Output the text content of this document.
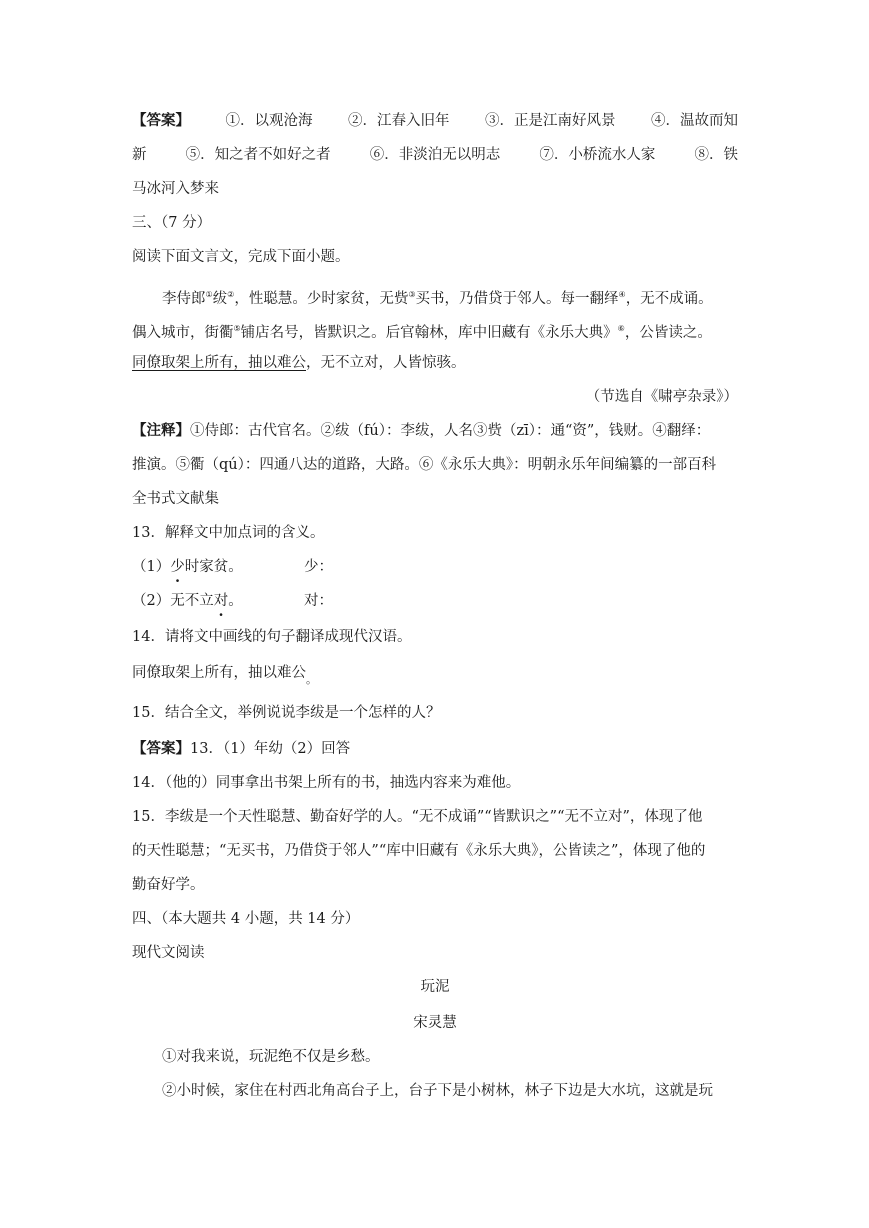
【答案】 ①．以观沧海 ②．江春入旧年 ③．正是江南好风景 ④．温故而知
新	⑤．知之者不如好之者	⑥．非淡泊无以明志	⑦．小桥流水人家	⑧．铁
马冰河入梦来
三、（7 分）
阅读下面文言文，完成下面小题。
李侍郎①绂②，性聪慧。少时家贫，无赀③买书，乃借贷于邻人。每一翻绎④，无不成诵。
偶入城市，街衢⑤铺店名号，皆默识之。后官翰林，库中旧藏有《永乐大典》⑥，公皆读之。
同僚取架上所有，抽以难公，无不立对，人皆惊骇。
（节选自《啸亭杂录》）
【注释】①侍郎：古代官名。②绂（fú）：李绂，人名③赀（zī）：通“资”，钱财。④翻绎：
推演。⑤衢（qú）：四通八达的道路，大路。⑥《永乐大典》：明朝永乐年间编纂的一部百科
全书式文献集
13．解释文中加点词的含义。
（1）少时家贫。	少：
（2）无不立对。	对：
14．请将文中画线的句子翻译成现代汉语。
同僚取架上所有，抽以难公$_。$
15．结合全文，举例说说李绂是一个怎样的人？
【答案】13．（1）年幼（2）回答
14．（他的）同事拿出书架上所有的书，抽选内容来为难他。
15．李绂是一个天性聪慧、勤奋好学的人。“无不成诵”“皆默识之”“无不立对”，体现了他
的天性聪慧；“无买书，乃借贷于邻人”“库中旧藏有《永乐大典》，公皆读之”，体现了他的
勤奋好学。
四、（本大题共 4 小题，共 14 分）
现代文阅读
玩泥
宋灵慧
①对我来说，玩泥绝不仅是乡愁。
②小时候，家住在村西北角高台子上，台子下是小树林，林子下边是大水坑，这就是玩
==
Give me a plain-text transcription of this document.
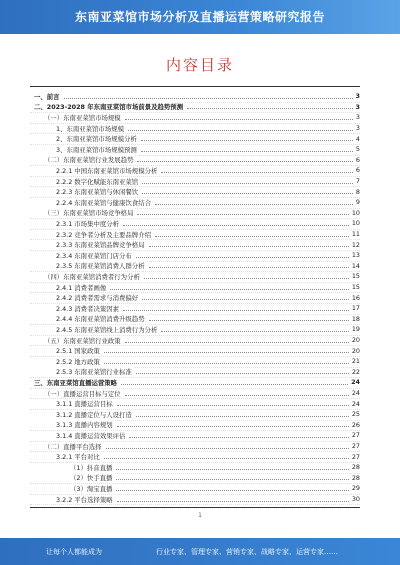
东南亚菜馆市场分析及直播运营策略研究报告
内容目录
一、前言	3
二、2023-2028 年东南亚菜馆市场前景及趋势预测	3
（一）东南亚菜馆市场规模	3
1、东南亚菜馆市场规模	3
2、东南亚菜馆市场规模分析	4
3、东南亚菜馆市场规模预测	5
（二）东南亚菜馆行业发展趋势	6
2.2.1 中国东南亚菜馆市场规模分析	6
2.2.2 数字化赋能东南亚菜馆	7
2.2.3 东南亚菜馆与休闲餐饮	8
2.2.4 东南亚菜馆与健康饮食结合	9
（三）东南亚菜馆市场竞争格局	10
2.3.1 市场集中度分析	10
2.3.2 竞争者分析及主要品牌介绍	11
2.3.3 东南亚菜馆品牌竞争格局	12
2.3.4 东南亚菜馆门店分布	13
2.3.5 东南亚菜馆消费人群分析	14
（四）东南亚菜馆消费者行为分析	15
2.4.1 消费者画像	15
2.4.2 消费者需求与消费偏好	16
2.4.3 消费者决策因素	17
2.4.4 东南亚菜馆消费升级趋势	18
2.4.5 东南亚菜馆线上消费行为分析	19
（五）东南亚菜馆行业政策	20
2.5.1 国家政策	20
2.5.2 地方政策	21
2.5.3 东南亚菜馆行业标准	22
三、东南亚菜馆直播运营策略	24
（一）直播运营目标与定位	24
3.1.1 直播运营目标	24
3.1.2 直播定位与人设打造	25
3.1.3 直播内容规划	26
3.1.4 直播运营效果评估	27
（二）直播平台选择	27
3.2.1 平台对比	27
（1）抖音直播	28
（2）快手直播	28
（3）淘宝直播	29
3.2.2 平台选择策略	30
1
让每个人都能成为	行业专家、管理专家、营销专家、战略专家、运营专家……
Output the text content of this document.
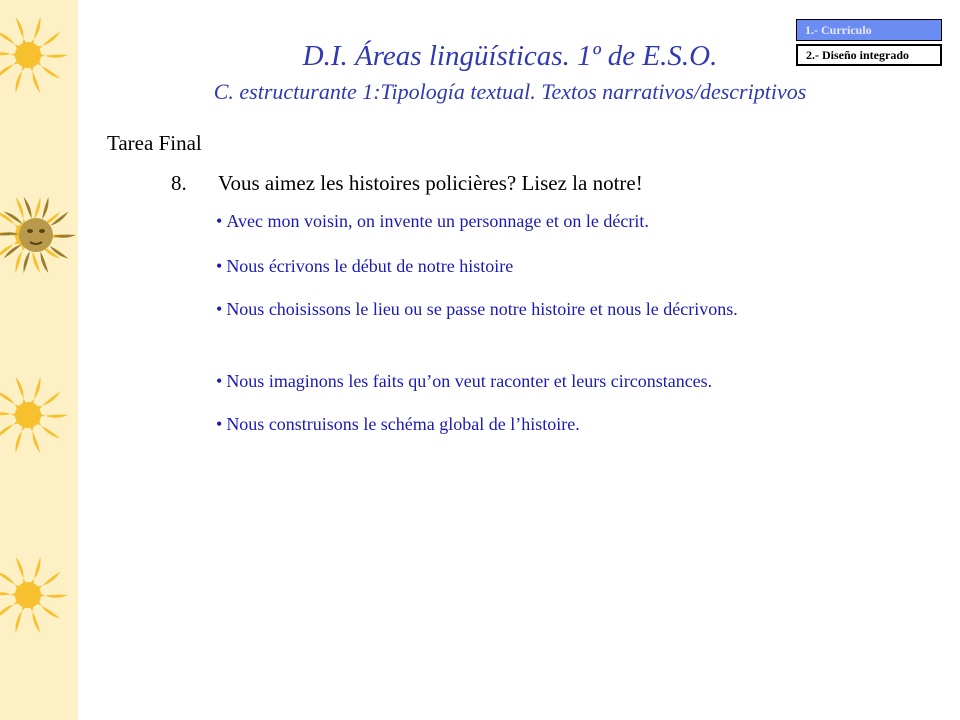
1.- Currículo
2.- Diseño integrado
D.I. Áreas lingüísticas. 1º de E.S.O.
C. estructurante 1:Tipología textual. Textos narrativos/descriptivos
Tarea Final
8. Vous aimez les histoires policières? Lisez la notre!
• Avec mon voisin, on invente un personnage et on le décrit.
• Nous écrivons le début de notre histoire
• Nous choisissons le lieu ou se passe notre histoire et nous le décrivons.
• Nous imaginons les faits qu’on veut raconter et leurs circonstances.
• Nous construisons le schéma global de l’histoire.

SET EXERCISE
Gather every line from the listing above in which the word "永乐大典" appears.

COMPLETE ANSWER
偶入城市，街衢⑤铺店名号，皆默识之。后官翰林，库中旧藏有《永乐大典》⑥，公皆读之。
推演。⑤衢（qú）：四通八达的道路，大路。⑥《永乐大典》：明朝永乐年间编纂的一部百科
的天性聪慧；“无买书，乃借贷于邻人”“库中旧藏有《永乐大典》，公皆读之”，体现了他的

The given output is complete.